- _DATA SUPPLIED_
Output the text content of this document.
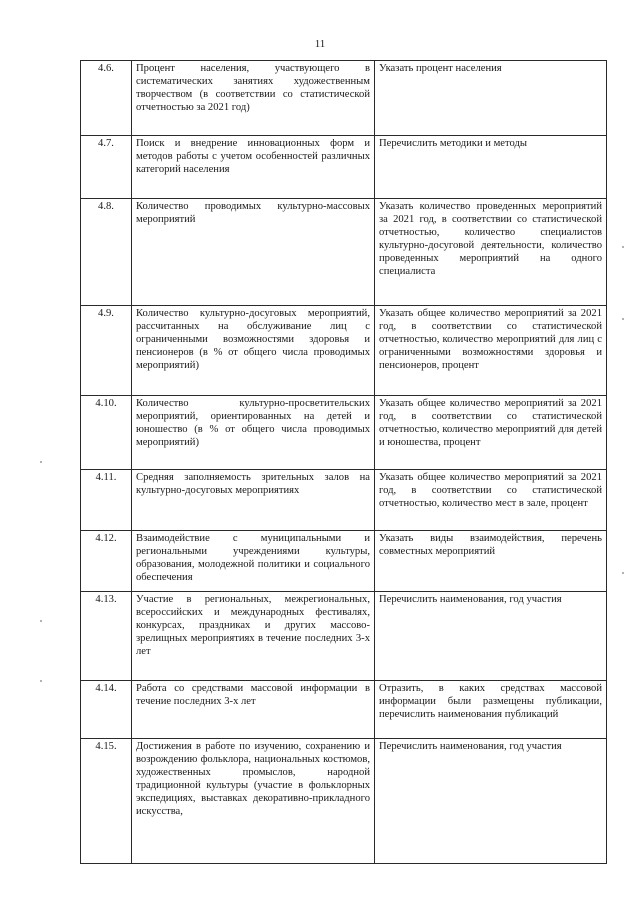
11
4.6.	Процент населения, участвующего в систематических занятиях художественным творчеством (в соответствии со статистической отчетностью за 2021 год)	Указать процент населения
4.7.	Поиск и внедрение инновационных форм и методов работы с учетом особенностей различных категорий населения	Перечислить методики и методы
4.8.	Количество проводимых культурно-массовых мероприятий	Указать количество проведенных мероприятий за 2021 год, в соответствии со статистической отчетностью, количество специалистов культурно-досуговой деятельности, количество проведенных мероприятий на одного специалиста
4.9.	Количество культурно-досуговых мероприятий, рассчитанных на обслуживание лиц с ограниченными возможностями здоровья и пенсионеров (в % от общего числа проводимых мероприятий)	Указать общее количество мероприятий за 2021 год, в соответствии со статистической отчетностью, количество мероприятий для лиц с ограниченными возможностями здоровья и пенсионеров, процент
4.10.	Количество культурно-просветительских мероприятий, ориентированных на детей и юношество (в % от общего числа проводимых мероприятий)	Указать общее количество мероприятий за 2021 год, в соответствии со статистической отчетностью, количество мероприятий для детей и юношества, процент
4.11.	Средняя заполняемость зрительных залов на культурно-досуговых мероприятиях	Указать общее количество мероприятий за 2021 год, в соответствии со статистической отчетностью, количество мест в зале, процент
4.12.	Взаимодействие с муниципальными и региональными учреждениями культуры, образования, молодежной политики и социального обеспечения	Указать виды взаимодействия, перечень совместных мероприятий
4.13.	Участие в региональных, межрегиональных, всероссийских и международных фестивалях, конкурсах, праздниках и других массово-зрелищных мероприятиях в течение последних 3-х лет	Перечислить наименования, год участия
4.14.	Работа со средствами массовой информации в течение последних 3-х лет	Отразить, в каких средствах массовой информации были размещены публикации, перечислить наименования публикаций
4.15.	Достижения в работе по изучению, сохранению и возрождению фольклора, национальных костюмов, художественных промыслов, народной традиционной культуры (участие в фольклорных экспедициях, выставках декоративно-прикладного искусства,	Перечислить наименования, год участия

- _REQUIREMENTS_
Write out the full set of lines verbatim, without the pictures.

- _OUTPUT_
Output the text content of this document.
11
4.6.	Процент населения, участвующего в систематических занятиях художественным творчеством (в соответствии со статистической отчетностью за 2021 год)	Указать процент населения
4.7.	Поиск и внедрение инновационных форм и методов работы с учетом особенностей различных категорий населения	Перечислить методики и методы
4.8.	Количество проводимых культурно-массовых мероприятий	Указать количество проведенных мероприятий за 2021 год, в соответствии со статистической отчетностью, количество специалистов культурно-досуговой деятельности, количество проведенных мероприятий на одного специалиста
4.9.	Количество культурно-досуговых мероприятий, рассчитанных на обслуживание лиц с ограниченными возможностями здоровья и пенсионеров (в % от общего числа проводимых мероприятий)	Указать общее количество мероприятий за 2021 год, в соответствии со статистической отчетностью, количество мероприятий для лиц с ограниченными возможностями здоровья и пенсионеров, процент
4.10.	Количество культурно-просветительских мероприятий, ориентированных на детей и юношество (в % от общего числа проводимых мероприятий)	Указать общее количество мероприятий за 2021 год, в соответствии со статистической отчетностью, количество мероприятий для детей и юношества, процент
4.11.	Средняя заполняемость зрительных залов на культурно-досуговых мероприятиях	Указать общее количество мероприятий за 2021 год, в соответствии со статистической отчетностью, количество мест в зале, процент
4.12.	Взаимодействие с муниципальными и региональными учреждениями культуры, образования, молодежной политики и социального обеспечения	Указать виды взаимодействия, перечень совместных мероприятий
4.13.	Участие в региональных, межрегиональных, всероссийских и международных фестивалях, конкурсах, праздниках и других массово-зрелищных мероприятиях в течение последних 3-х лет	Перечислить наименования, год участия
4.14.	Работа со средствами массовой информации в течение последних 3-х лет	Отразить, в каких средствах массовой информации были размещены публикации, перечислить наименования публикаций
4.15.	Достижения в работе по изучению, сохранению и возрождению фольклора, национальных костюмов, художественных промыслов, народной традиционной культуры (участие в фольклорных экспедициях, выставках декоративно-прикладного искусства,	Перечислить наименования, год участия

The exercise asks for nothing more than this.